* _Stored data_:
____________________
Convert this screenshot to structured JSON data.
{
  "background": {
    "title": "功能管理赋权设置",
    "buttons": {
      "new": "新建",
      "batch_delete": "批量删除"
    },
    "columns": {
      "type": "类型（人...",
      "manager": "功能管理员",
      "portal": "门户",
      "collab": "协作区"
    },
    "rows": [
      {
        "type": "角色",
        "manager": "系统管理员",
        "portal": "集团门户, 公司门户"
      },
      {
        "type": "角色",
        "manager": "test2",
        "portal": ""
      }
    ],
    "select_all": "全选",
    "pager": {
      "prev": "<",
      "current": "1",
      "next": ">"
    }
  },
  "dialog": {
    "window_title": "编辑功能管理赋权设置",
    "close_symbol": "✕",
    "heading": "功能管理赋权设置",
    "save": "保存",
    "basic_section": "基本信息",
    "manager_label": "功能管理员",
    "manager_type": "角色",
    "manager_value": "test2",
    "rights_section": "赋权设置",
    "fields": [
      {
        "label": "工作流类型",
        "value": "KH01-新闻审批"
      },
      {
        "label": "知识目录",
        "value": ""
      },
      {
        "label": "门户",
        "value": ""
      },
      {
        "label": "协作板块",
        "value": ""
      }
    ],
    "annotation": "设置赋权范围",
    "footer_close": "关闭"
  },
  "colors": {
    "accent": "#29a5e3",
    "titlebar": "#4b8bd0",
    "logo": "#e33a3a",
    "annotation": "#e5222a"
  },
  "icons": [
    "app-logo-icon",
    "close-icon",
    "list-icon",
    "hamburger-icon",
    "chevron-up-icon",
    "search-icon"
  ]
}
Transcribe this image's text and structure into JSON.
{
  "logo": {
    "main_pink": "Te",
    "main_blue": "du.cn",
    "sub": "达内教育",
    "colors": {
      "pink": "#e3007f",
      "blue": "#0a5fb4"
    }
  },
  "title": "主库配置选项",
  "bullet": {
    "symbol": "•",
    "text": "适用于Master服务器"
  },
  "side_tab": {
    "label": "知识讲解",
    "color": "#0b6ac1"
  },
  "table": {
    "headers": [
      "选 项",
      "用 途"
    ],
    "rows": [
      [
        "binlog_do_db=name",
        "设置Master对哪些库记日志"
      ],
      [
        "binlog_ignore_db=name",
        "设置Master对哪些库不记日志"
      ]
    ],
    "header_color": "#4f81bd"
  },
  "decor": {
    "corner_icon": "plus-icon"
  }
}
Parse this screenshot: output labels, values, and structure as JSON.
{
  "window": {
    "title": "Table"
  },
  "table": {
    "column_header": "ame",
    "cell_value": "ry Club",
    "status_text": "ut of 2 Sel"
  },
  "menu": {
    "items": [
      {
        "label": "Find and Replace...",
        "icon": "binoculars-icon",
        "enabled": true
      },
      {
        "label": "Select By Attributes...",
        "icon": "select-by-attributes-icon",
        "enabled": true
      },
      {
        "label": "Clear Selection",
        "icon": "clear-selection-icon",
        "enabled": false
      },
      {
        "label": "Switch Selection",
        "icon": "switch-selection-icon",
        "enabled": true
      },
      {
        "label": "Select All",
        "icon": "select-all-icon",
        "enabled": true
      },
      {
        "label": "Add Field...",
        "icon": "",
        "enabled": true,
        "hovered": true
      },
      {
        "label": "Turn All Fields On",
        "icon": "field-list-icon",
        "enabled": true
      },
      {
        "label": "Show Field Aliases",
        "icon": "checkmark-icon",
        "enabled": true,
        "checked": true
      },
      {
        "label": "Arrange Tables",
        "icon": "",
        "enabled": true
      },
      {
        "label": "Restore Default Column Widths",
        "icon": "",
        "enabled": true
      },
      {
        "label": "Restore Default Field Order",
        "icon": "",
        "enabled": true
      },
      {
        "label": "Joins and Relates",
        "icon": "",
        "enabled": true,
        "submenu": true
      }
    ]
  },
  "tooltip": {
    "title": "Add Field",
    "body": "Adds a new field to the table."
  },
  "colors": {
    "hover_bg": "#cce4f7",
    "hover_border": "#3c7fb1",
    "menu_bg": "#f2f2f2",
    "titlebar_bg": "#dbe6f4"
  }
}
____________________
* _To be done_:
Give the count of lines in the data above that hold the string "annotation", with no additional words.

* _Expected answer_:
2